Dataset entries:
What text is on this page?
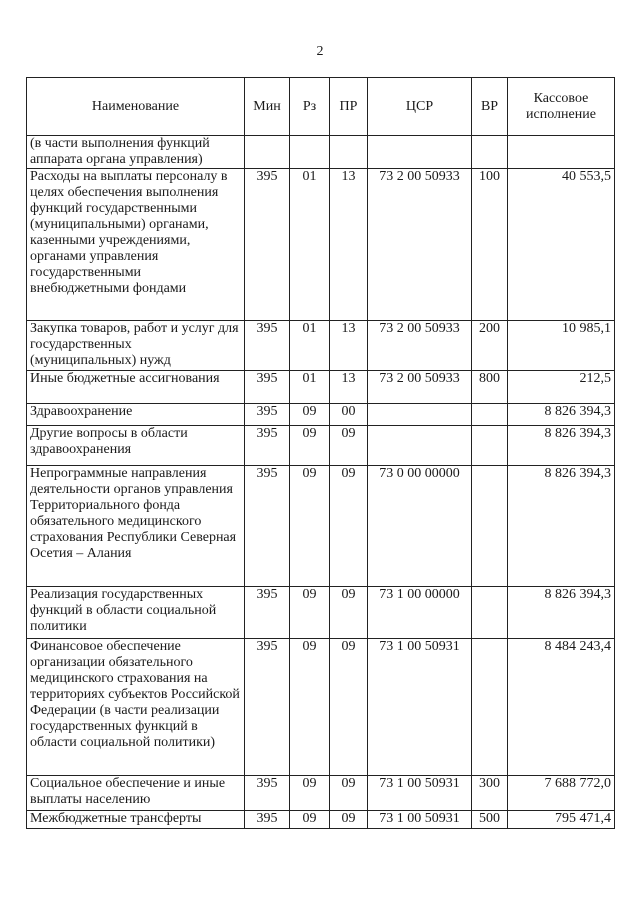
2
Наименование	Мин	Рз	ПР	ЦСР	ВР	Кассовое исполнение
(в части выполнения функций аппарата органа управления)						
Расходы на выплаты персоналу в целях обеспечения выполнения функций государственными (муниципальными) органами, казенными учреждениями, органами управления государственными внебюджетными фондами	395	01	13	73 2 00 50933	100	40 553,5
Закупка товаров, работ и услуг для государственных (муниципальных) нужд	395	01	13	73 2 00 50933	200	10 985,1
Иные бюджетные ассигнования	395	01	13	73 2 00 50933	800	212,5
Здравоохранение	395	09	00			8 826 394,3
Другие вопросы в области здравоохранения	395	09	09			8 826 394,3
Непрограммные направления деятельности органов управления Территориального фонда обязательного медицинского страхования Республики Северная Осетия – Алания	395	09	09	73 0 00 00000		8 826 394,3
Реализация государственных функций в области социальной политики	395	09	09	73 1 00 00000		8 826 394,3
Финансовое обеспечение организации обязательного медицинского страхования на территориях субъектов Российской Федерации (в части реализации государственных функций в области социальной политики)	395	09	09	73 1 00 50931		8 484 243,4
Социальное обеспечение и иные выплаты населению	395	09	09	73 1 00 50931	300	7 688 772,0
Межбюджетные трансферты	395	09	09	73 1 00 50931	500	795 471,4
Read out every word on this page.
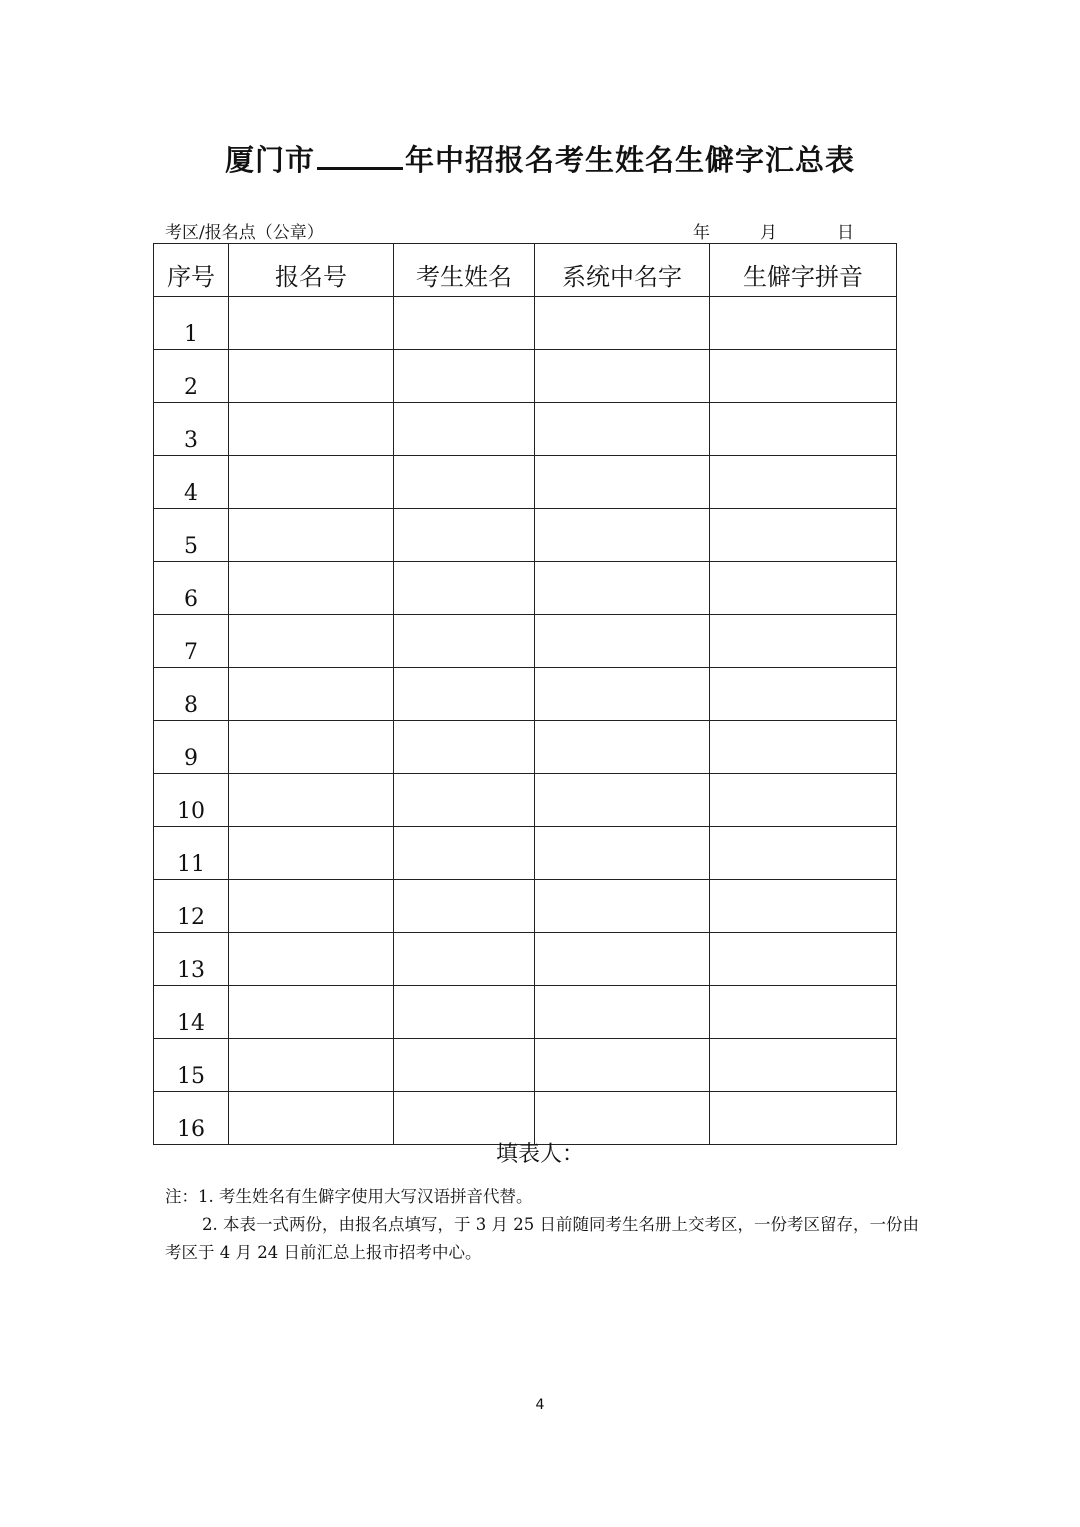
厦门市	年中招报名考生姓名生僻字汇总表
考区/报名点（公章）	年	月	日
序号	报名号	考生姓名	系统中名字	生僻字拼音
1				
2				
3				
4				
5				
6				
7				
8				
9				
10				
11				
12				
13				
14				
15				
16				
填表人：
注：1. 考生姓名有生僻字使用大写汉语拼音代替。
2. 本表一式两份，由报名点填写，于 3 月 25 日前随同考生名册上交考区，一份考区留存，一份由考区于 4 月 24 日前汇总上报市招考中心。
4
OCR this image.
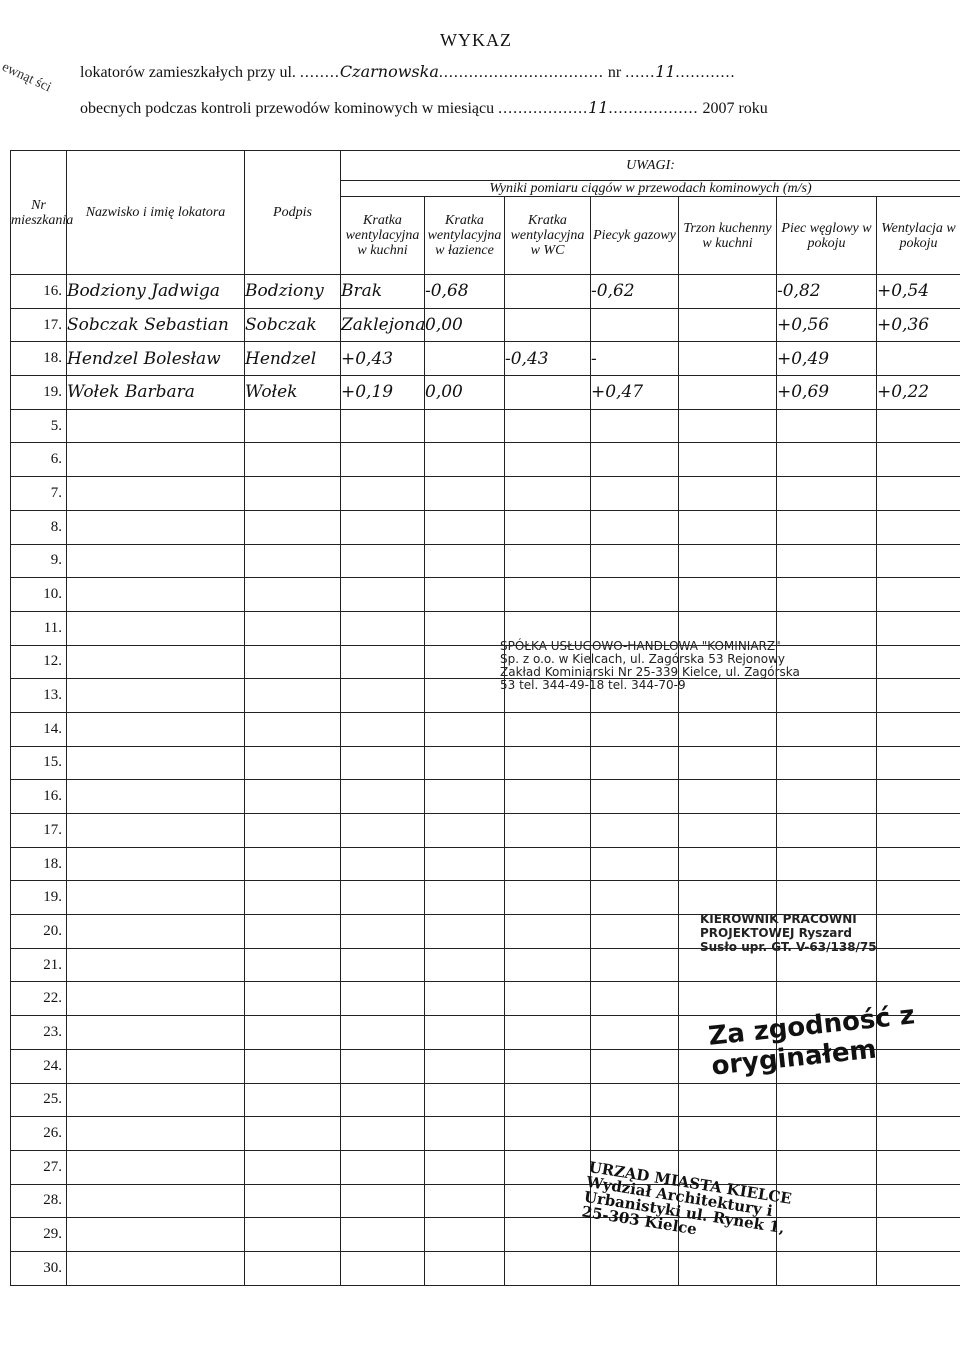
ewnąt ści
WYKAZ
lokatorów zamieszkałych przy ul. ........Czarnowska................................. nr ......11............
obecnych podczas kontroli przewodów kominowych w miesiącu ..................11.................. 2007 roku
Nr mieszkania	Nazwisko i imię lokatora	Podpis	UWAGI:						
			Wyniki pomiaru ciągów w przewodach kominowych (m/s)						
			Kratka wentylacyjna w kuchni	Kratka wentylacyjna w łazience	Kratka wentylacyjna w WC	Piecyk gazowy	Trzon kuchenny w kuchni	Piec węglowy w pokoju	Wentylacja w pokoju
16.	Bodziony Jadwiga	Bodziony	Brak	-0,68		-0,62		-0,82	+0,54
17.	Sobczak Sebastian	Sobczak	Zaklejona	0,00				+0,56	+0,36
18.	Hendzel Bolesław	Hendzel	+0,43		-0,43	-		+0,49	
19.	Wołek Barbara	Wołek	+0,19	0,00		+0,47		+0,69	+0,22
5.									
6.									
7.									
8.									
9.									
10.									
11.									
12.									
13.									
14.									
15.									
16.									
17.									
18.									
19.									
20.									
21.									
22.									
23.									
24.									
25.									
26.									
27.									
28.									
29.									
30.									
SPÓŁKA USŁUGOWO-HANDLOWA "KOMINIARZ" Sp. z o.o. w Kielcach, ul. Zagórska 53 Rejonowy Zakład Kominiarski Nr 25-339 Kielce, ul. Zagórska 53 tel. 344-49-18 tel. 344-70-9
KIEROWNIK PRACOWNI PROJEKTOWEJ Ryszard Susło upr. GT. V-63/138/75
Za zgodność z oryginałem
URZĄD MIASTA KIELCE Wydział Architektury i Urbanistyki ul. Rynek 1, 25-303 Kielce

→ Description of the task
The word "политики" may appear on some lines of these records; state how many such lines there are, and nothing else.

→ Problem solution
2